Written problem - Output the records exactly as they appear, with no pictures included.

[Data records]
+ + + + +

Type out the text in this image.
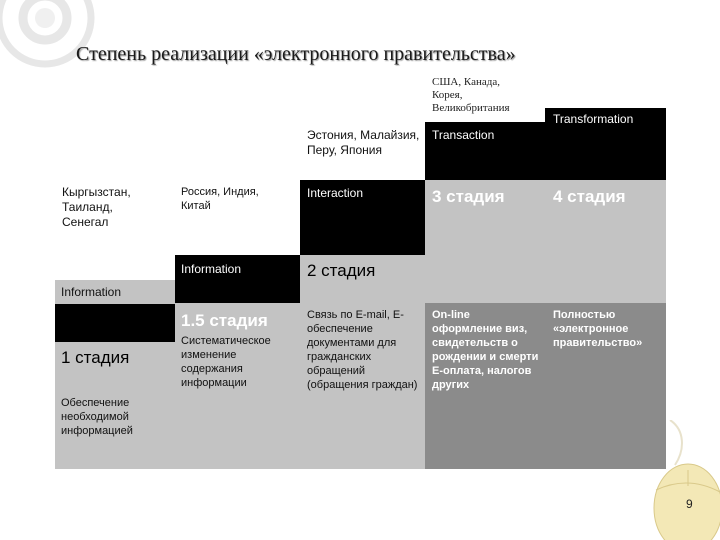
Степень реализации «электронного правительства»
США, Канада, Корея, Великобритания
Кыргызстан, Таиланд, Сенегал
Россия, Индия, Китай
Эстония, Малайзия, Перу, Япония
Transformation
Transaction
Interaction
Information
Information
4 стадия
3 стадия
2 стадия
1.5 стадия
1 стадия
Обеспечение необходимой информацией
Систематическое изменение содержания информации
Связь по E-mail, E-обеспечение документами для гражданских обращений (обращения граждан)
On-line оформление виз, свидетельств о рождении и смерти E-оплата, налогов других
Полностью «электронное правительство»
9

+ + + + +

Worked answer -
Type out the text in this image.
Степень реализации «электронного правительства»
США, Канада, Корея, Великобритания
Кыргызстан, Таиланд, Сенегал
Россия, Индия, Китай
Эстония, Малайзия, Перу, Япония
Transformation
Transaction
Interaction
Information
Information
4 стадия
3 стадия
2 стадия
1.5 стадия
1 стадия
Обеспечение необходимой информацией
Систематическое изменение содержания информации
Связь по E-mail, E-обеспечение документами для гражданских обращений (обращения граждан)
On-line оформление виз, свидетельств о рождении и смерти E-оплата, налогов других
Полностью «электронное правительство»
9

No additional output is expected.